» **Exercise details**:
In the listing below, locate the lines that hold the string "this". Copy those lines.

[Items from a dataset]
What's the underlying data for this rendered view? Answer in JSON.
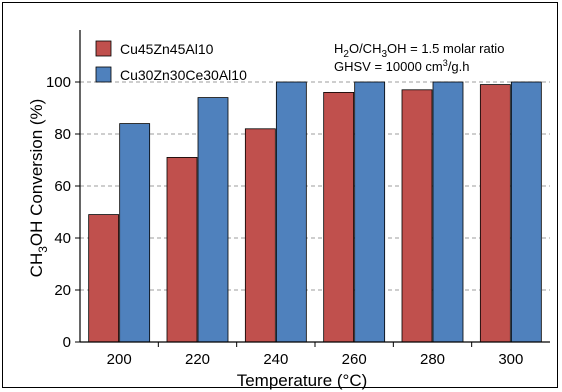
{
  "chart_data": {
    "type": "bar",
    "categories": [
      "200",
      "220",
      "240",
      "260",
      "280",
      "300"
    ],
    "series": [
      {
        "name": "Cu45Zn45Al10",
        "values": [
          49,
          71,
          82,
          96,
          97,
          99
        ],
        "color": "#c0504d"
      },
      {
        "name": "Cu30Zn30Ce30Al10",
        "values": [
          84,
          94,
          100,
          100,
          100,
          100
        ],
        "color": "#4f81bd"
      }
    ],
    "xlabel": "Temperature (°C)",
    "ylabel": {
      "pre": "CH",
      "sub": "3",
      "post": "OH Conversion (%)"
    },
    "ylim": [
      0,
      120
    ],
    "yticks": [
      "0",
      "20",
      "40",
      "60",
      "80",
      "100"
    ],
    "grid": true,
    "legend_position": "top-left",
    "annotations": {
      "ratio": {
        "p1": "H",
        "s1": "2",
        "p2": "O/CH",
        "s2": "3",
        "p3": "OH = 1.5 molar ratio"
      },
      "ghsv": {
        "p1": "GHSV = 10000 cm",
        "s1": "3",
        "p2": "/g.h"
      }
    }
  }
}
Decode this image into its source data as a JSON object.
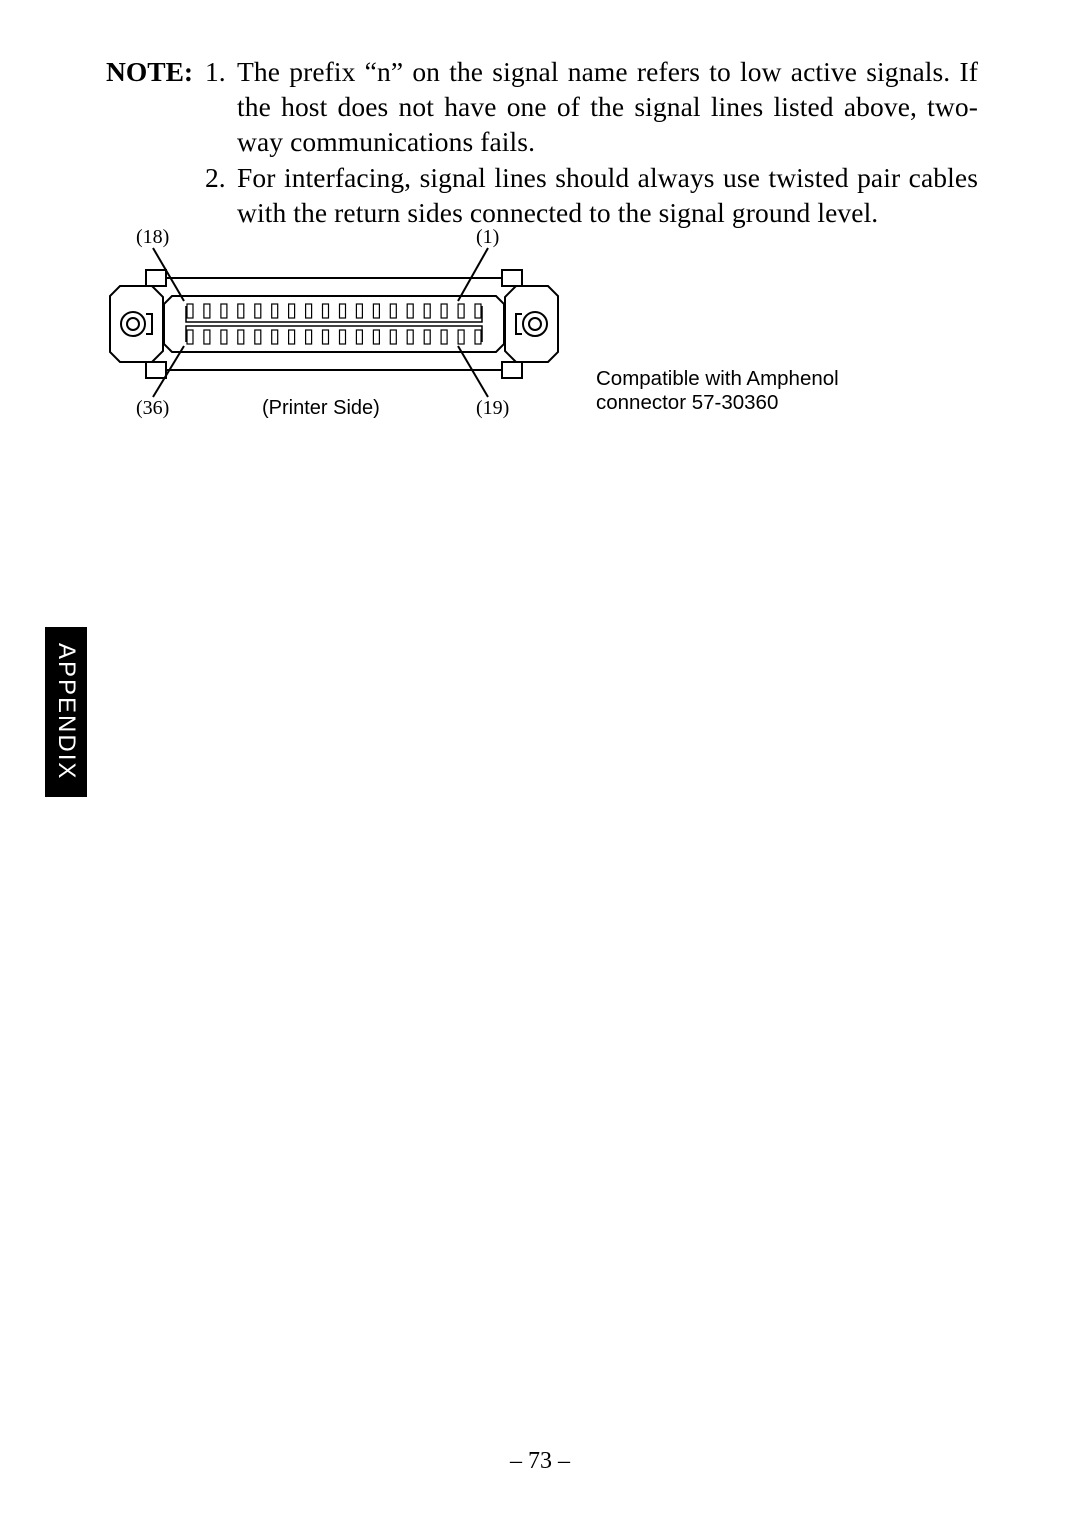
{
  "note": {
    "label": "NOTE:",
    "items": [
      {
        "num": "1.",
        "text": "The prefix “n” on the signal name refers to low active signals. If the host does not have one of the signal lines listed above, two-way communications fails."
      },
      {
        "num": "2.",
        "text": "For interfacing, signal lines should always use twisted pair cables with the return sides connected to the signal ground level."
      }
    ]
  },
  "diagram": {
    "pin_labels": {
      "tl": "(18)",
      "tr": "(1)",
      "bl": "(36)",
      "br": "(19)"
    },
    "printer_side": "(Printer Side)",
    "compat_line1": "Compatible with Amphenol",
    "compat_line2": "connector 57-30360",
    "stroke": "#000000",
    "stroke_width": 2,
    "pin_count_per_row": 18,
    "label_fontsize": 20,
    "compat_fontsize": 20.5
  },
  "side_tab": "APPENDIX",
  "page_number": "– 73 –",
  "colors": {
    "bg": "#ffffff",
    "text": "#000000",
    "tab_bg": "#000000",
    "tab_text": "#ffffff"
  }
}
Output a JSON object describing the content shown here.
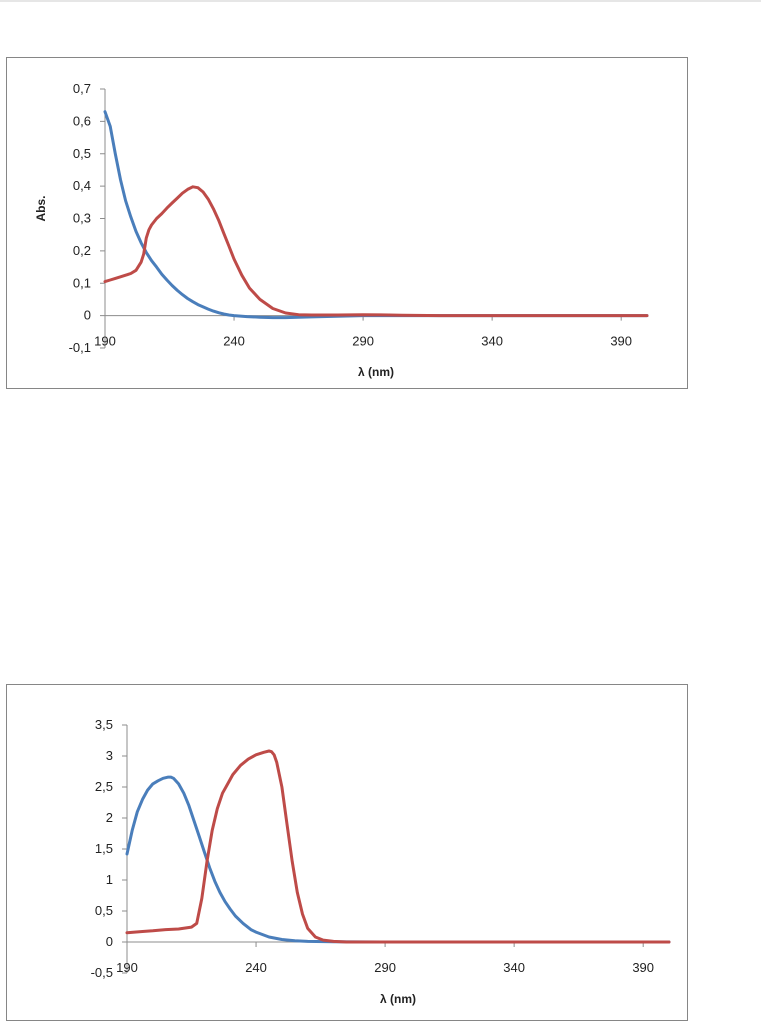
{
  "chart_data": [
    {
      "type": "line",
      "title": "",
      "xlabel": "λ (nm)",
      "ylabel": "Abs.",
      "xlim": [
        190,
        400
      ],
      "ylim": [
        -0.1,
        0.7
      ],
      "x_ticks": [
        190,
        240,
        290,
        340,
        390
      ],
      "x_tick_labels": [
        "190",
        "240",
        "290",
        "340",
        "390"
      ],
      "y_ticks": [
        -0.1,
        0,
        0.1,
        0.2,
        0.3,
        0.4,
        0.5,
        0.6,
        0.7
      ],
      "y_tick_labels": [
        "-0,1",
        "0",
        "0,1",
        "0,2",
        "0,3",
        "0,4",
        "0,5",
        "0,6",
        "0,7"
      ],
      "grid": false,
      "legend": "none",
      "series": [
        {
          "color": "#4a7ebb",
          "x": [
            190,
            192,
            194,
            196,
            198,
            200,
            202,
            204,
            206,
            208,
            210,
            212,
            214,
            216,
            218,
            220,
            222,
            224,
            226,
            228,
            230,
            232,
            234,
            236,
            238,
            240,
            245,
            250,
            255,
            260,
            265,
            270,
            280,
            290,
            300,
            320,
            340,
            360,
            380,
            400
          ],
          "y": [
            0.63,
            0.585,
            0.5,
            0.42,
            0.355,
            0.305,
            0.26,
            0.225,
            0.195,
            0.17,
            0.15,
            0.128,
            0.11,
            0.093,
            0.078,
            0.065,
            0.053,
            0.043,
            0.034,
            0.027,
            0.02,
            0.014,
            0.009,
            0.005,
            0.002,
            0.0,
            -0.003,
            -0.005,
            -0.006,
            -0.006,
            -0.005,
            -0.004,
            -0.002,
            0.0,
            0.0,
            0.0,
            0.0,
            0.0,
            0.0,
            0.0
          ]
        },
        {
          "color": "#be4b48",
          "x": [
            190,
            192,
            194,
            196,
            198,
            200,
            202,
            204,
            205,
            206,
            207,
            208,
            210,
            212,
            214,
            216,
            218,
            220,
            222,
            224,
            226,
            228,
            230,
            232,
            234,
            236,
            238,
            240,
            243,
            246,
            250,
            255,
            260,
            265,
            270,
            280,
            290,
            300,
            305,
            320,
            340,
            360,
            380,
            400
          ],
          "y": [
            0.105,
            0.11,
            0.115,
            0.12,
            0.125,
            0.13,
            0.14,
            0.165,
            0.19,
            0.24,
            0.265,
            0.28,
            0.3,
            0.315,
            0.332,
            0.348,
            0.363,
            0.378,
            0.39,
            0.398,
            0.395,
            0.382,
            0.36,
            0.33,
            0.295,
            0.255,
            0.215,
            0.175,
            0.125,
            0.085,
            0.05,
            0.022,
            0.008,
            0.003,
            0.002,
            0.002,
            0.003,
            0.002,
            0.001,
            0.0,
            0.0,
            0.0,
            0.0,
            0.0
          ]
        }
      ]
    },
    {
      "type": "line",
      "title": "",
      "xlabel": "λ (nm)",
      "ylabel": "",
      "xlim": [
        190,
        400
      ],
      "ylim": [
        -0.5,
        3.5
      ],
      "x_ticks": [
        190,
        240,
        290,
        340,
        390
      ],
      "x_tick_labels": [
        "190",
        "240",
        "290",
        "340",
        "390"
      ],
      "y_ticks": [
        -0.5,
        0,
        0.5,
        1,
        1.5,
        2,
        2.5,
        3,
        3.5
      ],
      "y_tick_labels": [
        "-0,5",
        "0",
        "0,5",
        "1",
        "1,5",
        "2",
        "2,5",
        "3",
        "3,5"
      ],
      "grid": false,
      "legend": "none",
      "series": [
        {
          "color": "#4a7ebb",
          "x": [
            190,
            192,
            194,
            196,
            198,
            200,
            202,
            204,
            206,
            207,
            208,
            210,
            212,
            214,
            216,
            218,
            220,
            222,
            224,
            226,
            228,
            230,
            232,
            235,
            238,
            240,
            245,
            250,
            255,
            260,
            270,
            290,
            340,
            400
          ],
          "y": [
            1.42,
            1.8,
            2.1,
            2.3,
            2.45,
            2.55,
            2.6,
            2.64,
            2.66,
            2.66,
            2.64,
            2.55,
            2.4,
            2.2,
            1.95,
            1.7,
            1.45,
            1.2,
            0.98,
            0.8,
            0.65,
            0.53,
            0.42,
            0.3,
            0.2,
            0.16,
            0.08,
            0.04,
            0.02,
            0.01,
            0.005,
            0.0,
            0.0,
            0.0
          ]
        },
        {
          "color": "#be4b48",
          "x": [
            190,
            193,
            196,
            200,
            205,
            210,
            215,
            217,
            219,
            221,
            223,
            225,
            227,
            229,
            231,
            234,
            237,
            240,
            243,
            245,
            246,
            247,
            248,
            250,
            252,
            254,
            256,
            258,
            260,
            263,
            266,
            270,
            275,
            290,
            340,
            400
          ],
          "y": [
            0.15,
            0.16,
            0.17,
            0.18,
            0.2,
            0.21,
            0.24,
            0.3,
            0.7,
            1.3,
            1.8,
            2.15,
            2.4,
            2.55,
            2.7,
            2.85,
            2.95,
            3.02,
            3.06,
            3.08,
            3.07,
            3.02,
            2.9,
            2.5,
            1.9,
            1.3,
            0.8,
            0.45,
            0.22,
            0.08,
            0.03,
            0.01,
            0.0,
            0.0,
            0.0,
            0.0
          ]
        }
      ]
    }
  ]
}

» **Response to the exercise**:
What's the underlying data for this rendered view? Answer in JSON.
Decode this image into its source data as a JSON object.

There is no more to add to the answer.